What to work on
Keep only the lines where "after" appears.

Information given

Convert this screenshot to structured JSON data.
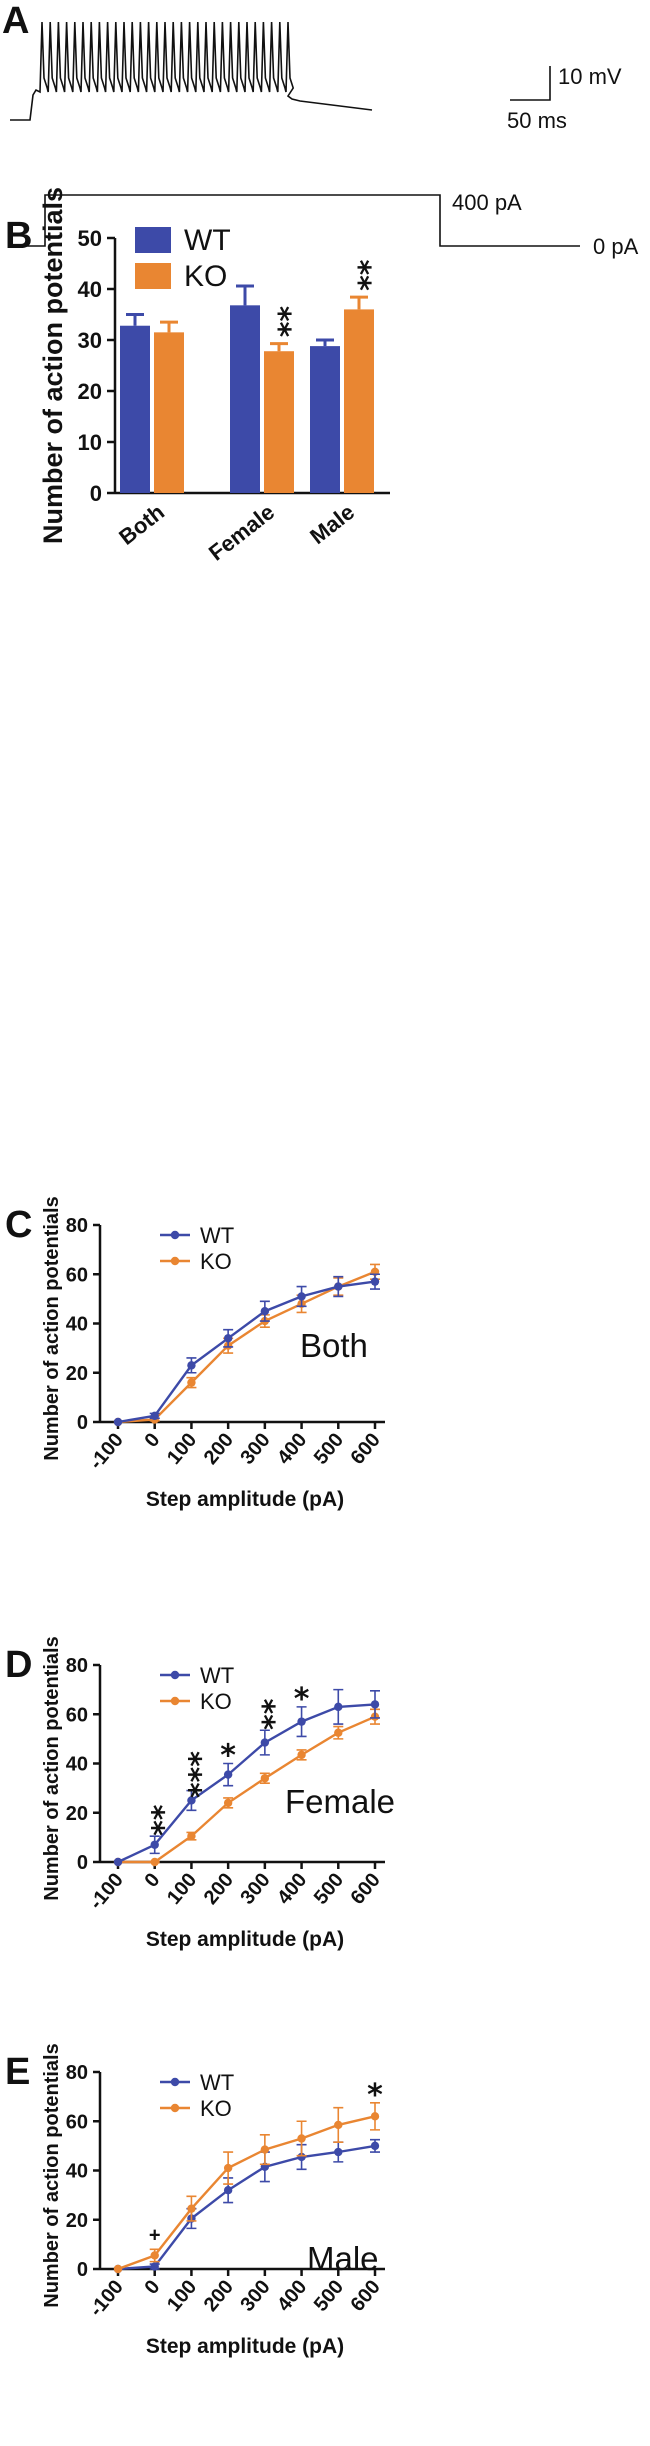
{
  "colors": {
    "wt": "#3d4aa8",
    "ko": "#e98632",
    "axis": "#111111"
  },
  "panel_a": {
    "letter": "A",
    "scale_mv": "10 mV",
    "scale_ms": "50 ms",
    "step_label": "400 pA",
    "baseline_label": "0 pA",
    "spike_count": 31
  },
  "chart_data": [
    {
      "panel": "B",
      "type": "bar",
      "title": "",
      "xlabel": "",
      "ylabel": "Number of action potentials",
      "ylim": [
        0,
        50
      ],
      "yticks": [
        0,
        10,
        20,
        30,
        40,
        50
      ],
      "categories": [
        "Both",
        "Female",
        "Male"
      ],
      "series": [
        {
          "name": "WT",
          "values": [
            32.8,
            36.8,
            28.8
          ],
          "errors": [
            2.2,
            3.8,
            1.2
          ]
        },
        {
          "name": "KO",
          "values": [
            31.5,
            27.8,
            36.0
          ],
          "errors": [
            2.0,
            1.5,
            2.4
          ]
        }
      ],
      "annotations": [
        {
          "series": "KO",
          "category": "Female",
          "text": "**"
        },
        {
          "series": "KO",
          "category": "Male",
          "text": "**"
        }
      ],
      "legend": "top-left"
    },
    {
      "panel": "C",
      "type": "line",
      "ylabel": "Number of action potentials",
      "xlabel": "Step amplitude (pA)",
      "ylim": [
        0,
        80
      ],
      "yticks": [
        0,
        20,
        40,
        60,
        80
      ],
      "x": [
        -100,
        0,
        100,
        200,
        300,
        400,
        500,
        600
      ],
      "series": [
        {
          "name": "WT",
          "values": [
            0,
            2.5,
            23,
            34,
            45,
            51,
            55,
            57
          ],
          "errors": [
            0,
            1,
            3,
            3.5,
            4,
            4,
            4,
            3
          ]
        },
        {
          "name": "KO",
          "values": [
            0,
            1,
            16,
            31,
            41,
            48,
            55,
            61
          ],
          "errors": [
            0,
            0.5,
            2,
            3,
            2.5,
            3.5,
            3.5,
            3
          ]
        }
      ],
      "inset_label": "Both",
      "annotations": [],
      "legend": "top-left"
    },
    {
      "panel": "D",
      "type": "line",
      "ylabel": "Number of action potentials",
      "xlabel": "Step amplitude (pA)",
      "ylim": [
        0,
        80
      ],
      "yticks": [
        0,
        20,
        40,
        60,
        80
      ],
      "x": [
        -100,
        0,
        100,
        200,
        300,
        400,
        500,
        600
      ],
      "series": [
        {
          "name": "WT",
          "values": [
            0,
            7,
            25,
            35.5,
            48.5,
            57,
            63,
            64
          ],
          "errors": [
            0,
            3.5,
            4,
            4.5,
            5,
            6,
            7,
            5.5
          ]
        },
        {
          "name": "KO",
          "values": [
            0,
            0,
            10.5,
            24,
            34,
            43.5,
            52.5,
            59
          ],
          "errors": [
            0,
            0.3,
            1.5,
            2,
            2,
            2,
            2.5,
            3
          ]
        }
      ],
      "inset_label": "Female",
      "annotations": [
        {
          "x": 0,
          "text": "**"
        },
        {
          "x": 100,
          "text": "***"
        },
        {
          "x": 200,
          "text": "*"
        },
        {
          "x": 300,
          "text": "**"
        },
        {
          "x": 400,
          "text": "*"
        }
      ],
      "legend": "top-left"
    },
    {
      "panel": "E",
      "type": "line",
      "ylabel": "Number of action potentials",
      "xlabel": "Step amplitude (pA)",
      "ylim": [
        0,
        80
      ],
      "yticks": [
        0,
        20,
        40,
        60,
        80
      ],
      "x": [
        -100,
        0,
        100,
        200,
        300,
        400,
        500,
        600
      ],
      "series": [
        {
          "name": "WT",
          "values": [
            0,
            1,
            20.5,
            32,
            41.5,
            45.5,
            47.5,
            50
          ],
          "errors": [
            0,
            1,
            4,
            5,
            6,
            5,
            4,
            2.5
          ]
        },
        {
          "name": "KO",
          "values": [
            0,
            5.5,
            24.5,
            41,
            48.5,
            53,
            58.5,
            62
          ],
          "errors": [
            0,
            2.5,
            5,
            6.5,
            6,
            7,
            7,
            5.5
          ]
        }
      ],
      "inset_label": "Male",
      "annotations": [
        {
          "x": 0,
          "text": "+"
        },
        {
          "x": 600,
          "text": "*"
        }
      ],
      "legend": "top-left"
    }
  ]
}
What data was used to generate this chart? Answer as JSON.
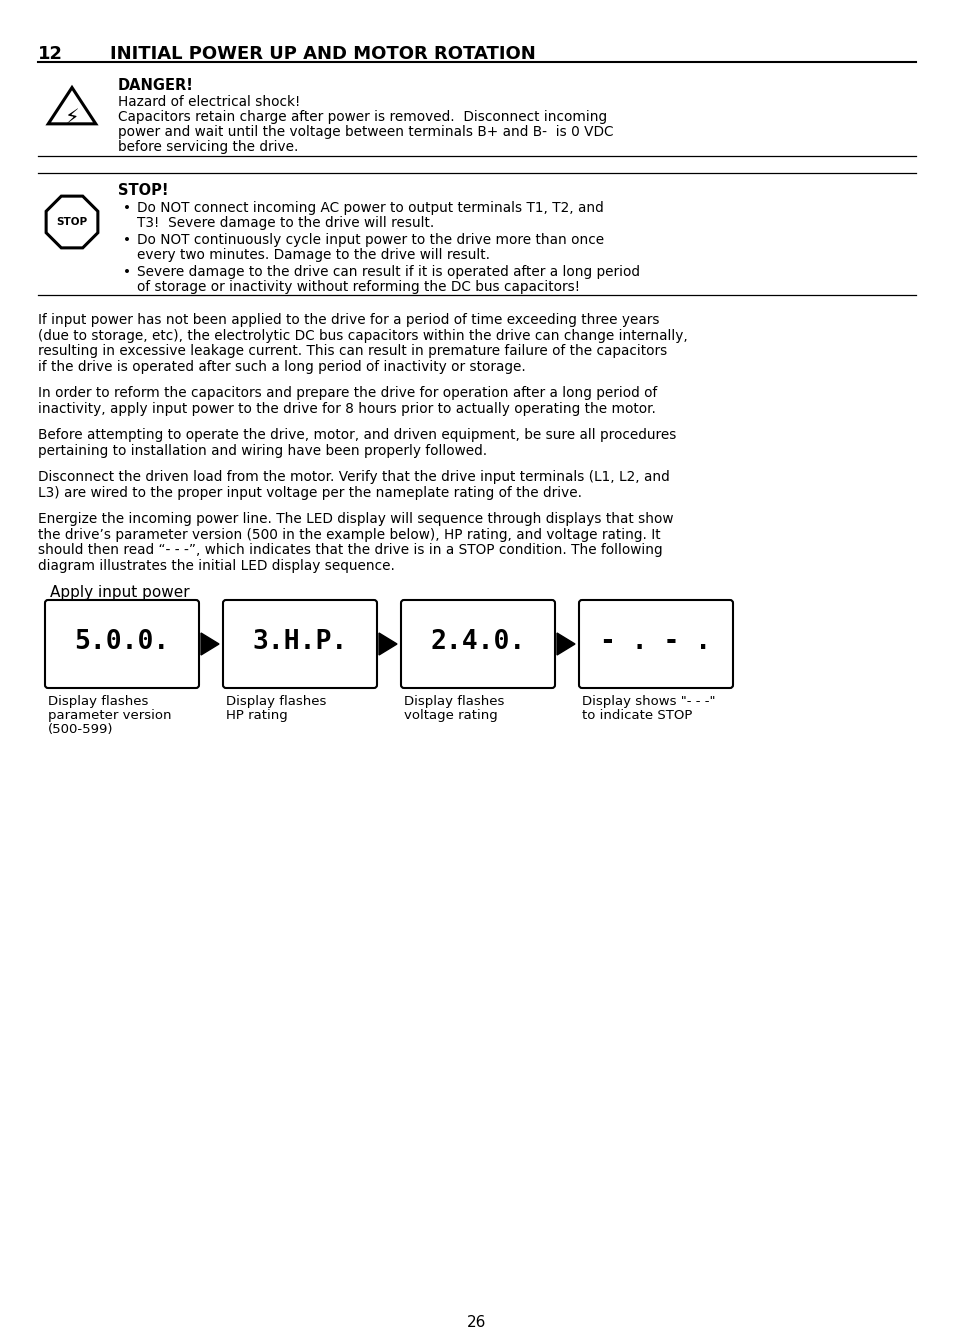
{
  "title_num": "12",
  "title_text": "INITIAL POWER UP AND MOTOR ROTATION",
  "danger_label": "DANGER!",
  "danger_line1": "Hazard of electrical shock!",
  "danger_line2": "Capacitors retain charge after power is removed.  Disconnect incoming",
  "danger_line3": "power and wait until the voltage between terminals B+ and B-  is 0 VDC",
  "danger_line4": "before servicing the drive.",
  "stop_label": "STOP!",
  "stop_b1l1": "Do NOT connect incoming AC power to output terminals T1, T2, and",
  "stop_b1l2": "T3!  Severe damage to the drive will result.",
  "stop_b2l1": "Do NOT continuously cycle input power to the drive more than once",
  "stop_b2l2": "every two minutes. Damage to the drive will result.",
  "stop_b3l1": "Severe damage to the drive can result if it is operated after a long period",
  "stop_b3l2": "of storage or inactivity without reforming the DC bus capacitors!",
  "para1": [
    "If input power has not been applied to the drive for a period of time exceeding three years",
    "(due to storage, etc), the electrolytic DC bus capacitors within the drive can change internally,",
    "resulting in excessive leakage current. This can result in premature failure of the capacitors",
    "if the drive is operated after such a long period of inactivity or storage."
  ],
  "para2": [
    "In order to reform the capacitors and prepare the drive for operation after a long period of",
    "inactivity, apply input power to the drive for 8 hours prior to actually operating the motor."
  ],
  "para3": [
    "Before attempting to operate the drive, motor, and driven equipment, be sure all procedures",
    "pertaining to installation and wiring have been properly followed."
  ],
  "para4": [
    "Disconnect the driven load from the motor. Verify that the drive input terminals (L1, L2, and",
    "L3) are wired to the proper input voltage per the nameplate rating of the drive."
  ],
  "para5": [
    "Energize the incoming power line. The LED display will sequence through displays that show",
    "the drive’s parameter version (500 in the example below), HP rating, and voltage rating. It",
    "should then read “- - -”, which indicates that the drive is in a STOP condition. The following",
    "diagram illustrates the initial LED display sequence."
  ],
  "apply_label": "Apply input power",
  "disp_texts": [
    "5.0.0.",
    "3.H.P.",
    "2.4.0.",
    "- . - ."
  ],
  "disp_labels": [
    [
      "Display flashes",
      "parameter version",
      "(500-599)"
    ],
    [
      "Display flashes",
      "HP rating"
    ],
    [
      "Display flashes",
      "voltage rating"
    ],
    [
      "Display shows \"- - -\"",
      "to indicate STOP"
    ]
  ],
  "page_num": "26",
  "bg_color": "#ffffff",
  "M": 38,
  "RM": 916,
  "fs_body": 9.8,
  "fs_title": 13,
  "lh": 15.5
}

Reply to the exercise
  "danger_line2": "Capacitors retain charge after power is removed.  Disconnect incoming",
  "stop_b3l1": "Severe damage to the drive can result if it is operated after a long period",
    "if the drive is operated after such a long period of inactivity or storage."
    "In order to reform the capacitors and prepare the drive for operation after a long period of",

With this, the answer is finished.